__What the task requires__
Exactly reproduce the entries, dropping any pictures from your copy.

__Exercise input__
———
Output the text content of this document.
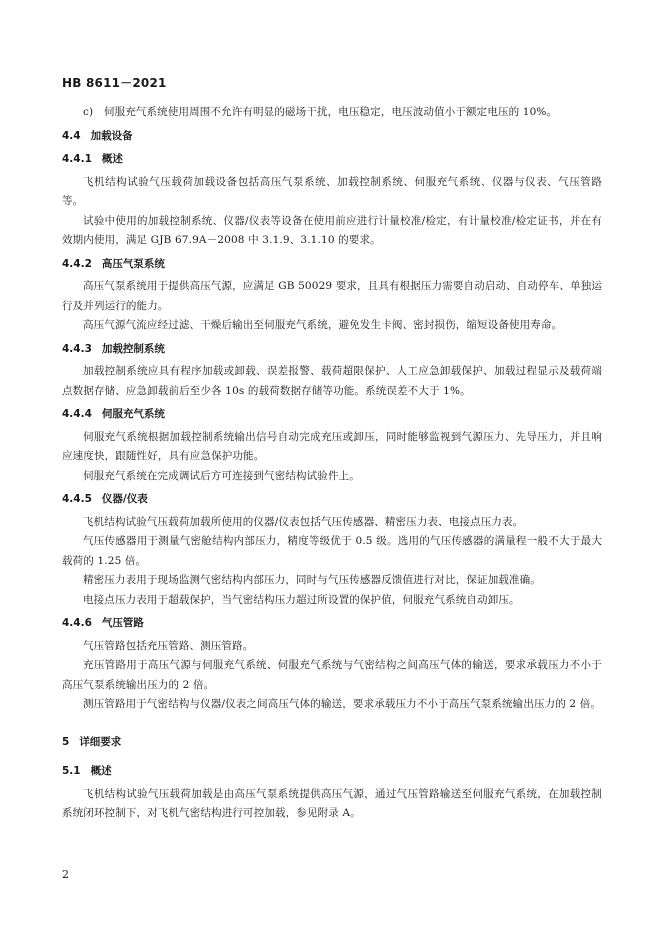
HB 8611－2021

c)　伺服充气系统使用周围不允许有明显的磁场干扰，电压稳定，电压波动值小于额定电压的 10%。

4.4 加载设备
4.4.1 概述

飞机结构试验气压载荷加载设备包括高压气泵系统、加载控制系统、伺服充气系统、仪器与仪表、气压管路等。

试验中使用的加载控制系统、仪器/仪表等设备在使用前应进行计量校准/检定，有计量校准/检定证书，并在有效期内使用，满足 GJB 67.9A－2008 中 3.1.9、3.1.10 的要求。

4.4.2 高压气泵系统

高压气泵系统用于提供高压气源，应满足 GB 50029 要求，且具有根据压力需要自动启动、自动停车、单独运行及并列运行的能力。

高压气源气流应经过滤、干燥后输出至伺服充气系统，避免发生卡阀、密封损伤，缩短设备使用寿命。

4.4.3 加载控制系统

加载控制系统应具有程序加载或卸载、误差报警、载荷超限保护、人工应急卸载保护、加载过程显示及载荷端点数据存储、应急卸载前后至少各 10s 的载荷数据存储等功能。系统误差不大于 1%。

4.4.4 伺服充气系统

伺服充气系统根据加载控制系统输出信号自动完成充压或卸压，同时能够监视到气源压力、先导压力，并且响应速度快，跟随性好，具有应急保护功能。

伺服充气系统在完成调试后方可连接到气密结构试验件上。

4.4.5 仪器/仪表

飞机结构试验气压载荷加载所使用的仪器/仪表包括气压传感器、精密压力表、电接点压力表。

气压传感器用于测量气密舱结构内部压力，精度等级优于 0.5 级。选用的气压传感器的满量程一般不大于最大载荷的 1.25 倍。

精密压力表用于现场监测气密结构内部压力，同时与气压传感器反馈值进行对比，保证加载准确。

电接点压力表用于超载保护，当气密结构压力超过所设置的保护值，伺服充气系统自动卸压。

4.4.6 气压管路

气压管路包括充压管路、测压管路。

充压管路用于高压气源与伺服充气系统、伺服充气系统与气密结构之间高压气体的输送，要求承载压力不小于高压气泵系统输出压力的 2 倍。

测压管路用于气密结构与仪器/仪表之间高压气体的输送，要求承载压力不小于高压气泵系统输出压力的 2 倍。

5 详细要求
5.1 概述

飞机结构试验气压载荷加载是由高压气泵系统提供高压气源，通过气压管路输送至伺服充气系统，在加载控制系统闭环控制下，对飞机气密结构进行可控加载，参见附录 A。

2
———
__Exercise response__
Output the text content of this document.
HB 8611－2021

c)　伺服充气系统使用周围不允许有明显的磁场干扰，电压稳定，电压波动值小于额定电压的 10%。

4.4 加载设备
4.4.1 概述

飞机结构试验气压载荷加载设备包括高压气泵系统、加载控制系统、伺服充气系统、仪器与仪表、气压管路等。

试验中使用的加载控制系统、仪器/仪表等设备在使用前应进行计量校准/检定，有计量校准/检定证书，并在有效期内使用，满足 GJB 67.9A－2008 中 3.1.9、3.1.10 的要求。

4.4.2 高压气泵系统

高压气泵系统用于提供高压气源，应满足 GB 50029 要求，且具有根据压力需要自动启动、自动停车、单独运行及并列运行的能力。

高压气源气流应经过滤、干燥后输出至伺服充气系统，避免发生卡阀、密封损伤，缩短设备使用寿命。

4.4.3 加载控制系统

加载控制系统应具有程序加载或卸载、误差报警、载荷超限保护、人工应急卸载保护、加载过程显示及载荷端点数据存储、应急卸载前后至少各 10s 的载荷数据存储等功能。系统误差不大于 1%。

4.4.4 伺服充气系统

伺服充气系统根据加载控制系统输出信号自动完成充压或卸压，同时能够监视到气源压力、先导压力，并且响应速度快，跟随性好，具有应急保护功能。

伺服充气系统在完成调试后方可连接到气密结构试验件上。

4.4.5 仪器/仪表

飞机结构试验气压载荷加载所使用的仪器/仪表包括气压传感器、精密压力表、电接点压力表。

气压传感器用于测量气密舱结构内部压力，精度等级优于 0.5 级。选用的气压传感器的满量程一般不大于最大载荷的 1.25 倍。

精密压力表用于现场监测气密结构内部压力，同时与气压传感器反馈值进行对比，保证加载准确。

电接点压力表用于超载保护，当气密结构压力超过所设置的保护值，伺服充气系统自动卸压。

4.4.6 气压管路

气压管路包括充压管路、测压管路。

充压管路用于高压气源与伺服充气系统、伺服充气系统与气密结构之间高压气体的输送，要求承载压力不小于高压气泵系统输出压力的 2 倍。

测压管路用于气密结构与仪器/仪表之间高压气体的输送，要求承载压力不小于高压气泵系统输出压力的 2 倍。

5 详细要求
5.1 概述

飞机结构试验气压载荷加载是由高压气泵系统提供高压气源，通过气压管路输送至伺服充气系统，在加载控制系统闭环控制下，对飞机气密结构进行可控加载，参见附录 A。

2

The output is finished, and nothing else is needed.